* **WHAT IS ASKED**:
Keep the pictures out of the copy and print all the entries below exactly.

* **THE RECORDS**:
--- --- ---

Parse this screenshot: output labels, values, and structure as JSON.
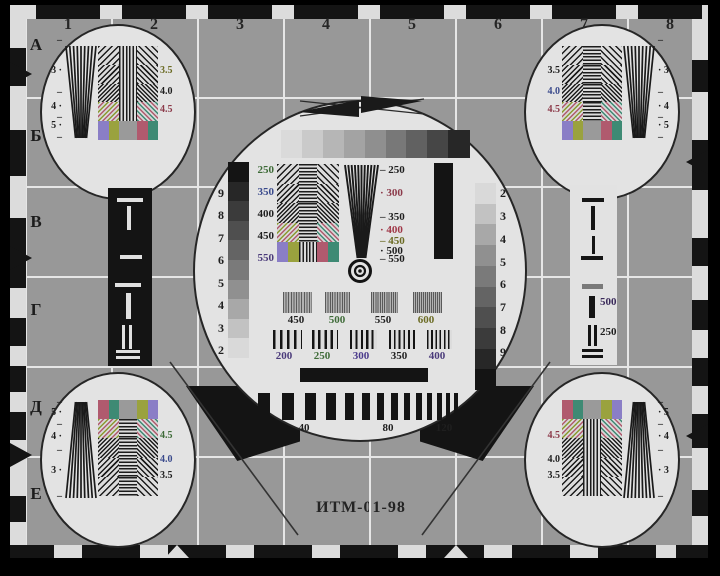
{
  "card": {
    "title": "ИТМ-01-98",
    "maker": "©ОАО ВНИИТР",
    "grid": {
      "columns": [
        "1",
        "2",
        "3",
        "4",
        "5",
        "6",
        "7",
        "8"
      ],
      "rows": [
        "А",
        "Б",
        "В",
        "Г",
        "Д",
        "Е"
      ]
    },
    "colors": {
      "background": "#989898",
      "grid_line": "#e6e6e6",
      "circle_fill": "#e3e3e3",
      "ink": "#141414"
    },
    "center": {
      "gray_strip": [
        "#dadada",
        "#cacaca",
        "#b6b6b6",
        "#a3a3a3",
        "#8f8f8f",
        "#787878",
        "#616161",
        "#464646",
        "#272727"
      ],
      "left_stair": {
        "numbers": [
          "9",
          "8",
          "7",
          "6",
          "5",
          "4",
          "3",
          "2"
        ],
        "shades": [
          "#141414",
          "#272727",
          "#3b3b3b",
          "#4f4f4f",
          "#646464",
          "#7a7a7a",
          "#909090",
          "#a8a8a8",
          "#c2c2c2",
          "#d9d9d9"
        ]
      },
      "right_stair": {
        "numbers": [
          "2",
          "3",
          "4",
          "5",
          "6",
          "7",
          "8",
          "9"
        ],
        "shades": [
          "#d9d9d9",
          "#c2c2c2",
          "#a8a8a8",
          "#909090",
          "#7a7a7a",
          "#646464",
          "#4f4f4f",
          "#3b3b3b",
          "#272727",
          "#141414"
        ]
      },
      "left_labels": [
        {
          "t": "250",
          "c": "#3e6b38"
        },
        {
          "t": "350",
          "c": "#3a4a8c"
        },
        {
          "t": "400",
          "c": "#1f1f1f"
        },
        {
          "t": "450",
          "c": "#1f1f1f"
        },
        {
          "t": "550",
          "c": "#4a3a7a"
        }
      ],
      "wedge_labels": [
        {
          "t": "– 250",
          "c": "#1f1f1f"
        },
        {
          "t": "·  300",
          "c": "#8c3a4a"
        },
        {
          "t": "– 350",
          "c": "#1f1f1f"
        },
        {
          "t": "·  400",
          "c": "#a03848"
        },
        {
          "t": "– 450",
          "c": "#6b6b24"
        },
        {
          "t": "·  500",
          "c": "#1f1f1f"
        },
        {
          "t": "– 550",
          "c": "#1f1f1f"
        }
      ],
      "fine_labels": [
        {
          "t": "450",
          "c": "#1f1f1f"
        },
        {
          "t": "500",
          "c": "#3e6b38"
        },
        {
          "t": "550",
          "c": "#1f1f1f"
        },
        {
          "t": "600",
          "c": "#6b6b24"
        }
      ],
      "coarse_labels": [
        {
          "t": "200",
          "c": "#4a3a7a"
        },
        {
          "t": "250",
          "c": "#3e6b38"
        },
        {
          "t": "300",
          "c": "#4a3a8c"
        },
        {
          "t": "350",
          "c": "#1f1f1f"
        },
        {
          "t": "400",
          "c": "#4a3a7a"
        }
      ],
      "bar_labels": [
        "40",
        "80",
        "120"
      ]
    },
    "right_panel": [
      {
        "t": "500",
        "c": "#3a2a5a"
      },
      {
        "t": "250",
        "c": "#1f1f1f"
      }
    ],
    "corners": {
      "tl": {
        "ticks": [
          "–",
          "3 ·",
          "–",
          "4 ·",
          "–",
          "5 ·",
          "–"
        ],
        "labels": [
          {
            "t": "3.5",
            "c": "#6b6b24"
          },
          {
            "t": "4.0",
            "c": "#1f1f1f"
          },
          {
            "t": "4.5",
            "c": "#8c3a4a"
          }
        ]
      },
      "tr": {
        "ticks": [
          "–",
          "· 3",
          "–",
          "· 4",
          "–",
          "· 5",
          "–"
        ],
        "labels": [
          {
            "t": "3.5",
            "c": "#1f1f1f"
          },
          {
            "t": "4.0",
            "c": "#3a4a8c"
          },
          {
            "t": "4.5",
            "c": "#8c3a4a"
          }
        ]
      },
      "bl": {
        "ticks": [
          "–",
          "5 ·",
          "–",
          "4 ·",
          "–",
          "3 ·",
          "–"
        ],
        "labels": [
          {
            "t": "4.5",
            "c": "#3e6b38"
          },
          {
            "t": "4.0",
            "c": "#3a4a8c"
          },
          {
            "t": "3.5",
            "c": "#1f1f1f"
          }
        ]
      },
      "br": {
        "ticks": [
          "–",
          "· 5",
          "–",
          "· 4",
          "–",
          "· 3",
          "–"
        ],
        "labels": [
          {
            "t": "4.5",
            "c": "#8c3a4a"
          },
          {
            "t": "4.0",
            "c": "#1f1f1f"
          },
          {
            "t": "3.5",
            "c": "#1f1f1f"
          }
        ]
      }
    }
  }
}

--- --- ---

* **RIGHT ANSWER**:
Parse this screenshot: output labels, values, and structure as JSON.
{
  "card": {
    "title": "ИТМ-01-98",
    "maker": "©ОАО ВНИИТР",
    "grid": {
      "columns": [
        "1",
        "2",
        "3",
        "4",
        "5",
        "6",
        "7",
        "8"
      ],
      "rows": [
        "А",
        "Б",
        "В",
        "Г",
        "Д",
        "Е"
      ]
    },
    "colors": {
      "background": "#989898",
      "grid_line": "#e6e6e6",
      "circle_fill": "#e3e3e3",
      "ink": "#141414"
    },
    "center": {
      "gray_strip": [
        "#dadada",
        "#cacaca",
        "#b6b6b6",
        "#a3a3a3",
        "#8f8f8f",
        "#787878",
        "#616161",
        "#464646",
        "#272727"
      ],
      "left_stair": {
        "numbers": [
          "9",
          "8",
          "7",
          "6",
          "5",
          "4",
          "3",
          "2"
        ],
        "shades": [
          "#141414",
          "#272727",
          "#3b3b3b",
          "#4f4f4f",
          "#646464",
          "#7a7a7a",
          "#909090",
          "#a8a8a8",
          "#c2c2c2",
          "#d9d9d9"
        ]
      },
      "right_stair": {
        "numbers": [
          "2",
          "3",
          "4",
          "5",
          "6",
          "7",
          "8",
          "9"
        ],
        "shades": [
          "#d9d9d9",
          "#c2c2c2",
          "#a8a8a8",
          "#909090",
          "#7a7a7a",
          "#646464",
          "#4f4f4f",
          "#3b3b3b",
          "#272727",
          "#141414"
        ]
      },
      "left_labels": [
        {
          "t": "250",
          "c": "#3e6b38"
        },
        {
          "t": "350",
          "c": "#3a4a8c"
        },
        {
          "t": "400",
          "c": "#1f1f1f"
        },
        {
          "t": "450",
          "c": "#1f1f1f"
        },
        {
          "t": "550",
          "c": "#4a3a7a"
        }
      ],
      "wedge_labels": [
        {
          "t": "– 250",
          "c": "#1f1f1f"
        },
        {
          "t": "·  300",
          "c": "#8c3a4a"
        },
        {
          "t": "– 350",
          "c": "#1f1f1f"
        },
        {
          "t": "·  400",
          "c": "#a03848"
        },
        {
          "t": "– 450",
          "c": "#6b6b24"
        },
        {
          "t": "·  500",
          "c": "#1f1f1f"
        },
        {
          "t": "– 550",
          "c": "#1f1f1f"
        }
      ],
      "fine_labels": [
        {
          "t": "450",
          "c": "#1f1f1f"
        },
        {
          "t": "500",
          "c": "#3e6b38"
        },
        {
          "t": "550",
          "c": "#1f1f1f"
        },
        {
          "t": "600",
          "c": "#6b6b24"
        }
      ],
      "coarse_labels": [
        {
          "t": "200",
          "c": "#4a3a7a"
        },
        {
          "t": "250",
          "c": "#3e6b38"
        },
        {
          "t": "300",
          "c": "#4a3a8c"
        },
        {
          "t": "350",
          "c": "#1f1f1f"
        },
        {
          "t": "400",
          "c": "#4a3a7a"
        }
      ],
      "bar_labels": [
        "40",
        "80",
        "120"
      ]
    },
    "right_panel": [
      {
        "t": "500",
        "c": "#3a2a5a"
      },
      {
        "t": "250",
        "c": "#1f1f1f"
      }
    ],
    "corners": {
      "tl": {
        "ticks": [
          "–",
          "3 ·",
          "–",
          "4 ·",
          "–",
          "5 ·",
          "–"
        ],
        "labels": [
          {
            "t": "3.5",
            "c": "#6b6b24"
          },
          {
            "t": "4.0",
            "c": "#1f1f1f"
          },
          {
            "t": "4.5",
            "c": "#8c3a4a"
          }
        ]
      },
      "tr": {
        "ticks": [
          "–",
          "· 3",
          "–",
          "· 4",
          "–",
          "· 5",
          "–"
        ],
        "labels": [
          {
            "t": "3.5",
            "c": "#1f1f1f"
          },
          {
            "t": "4.0",
            "c": "#3a4a8c"
          },
          {
            "t": "4.5",
            "c": "#8c3a4a"
          }
        ]
      },
      "bl": {
        "ticks": [
          "–",
          "5 ·",
          "–",
          "4 ·",
          "–",
          "3 ·",
          "–"
        ],
        "labels": [
          {
            "t": "4.5",
            "c": "#3e6b38"
          },
          {
            "t": "4.0",
            "c": "#3a4a8c"
          },
          {
            "t": "3.5",
            "c": "#1f1f1f"
          }
        ]
      },
      "br": {
        "ticks": [
          "–",
          "· 5",
          "–",
          "· 4",
          "–",
          "· 3",
          "–"
        ],
        "labels": [
          {
            "t": "4.5",
            "c": "#8c3a4a"
          },
          {
            "t": "4.0",
            "c": "#1f1f1f"
          },
          {
            "t": "3.5",
            "c": "#1f1f1f"
          }
        ]
      }
    }
  }
}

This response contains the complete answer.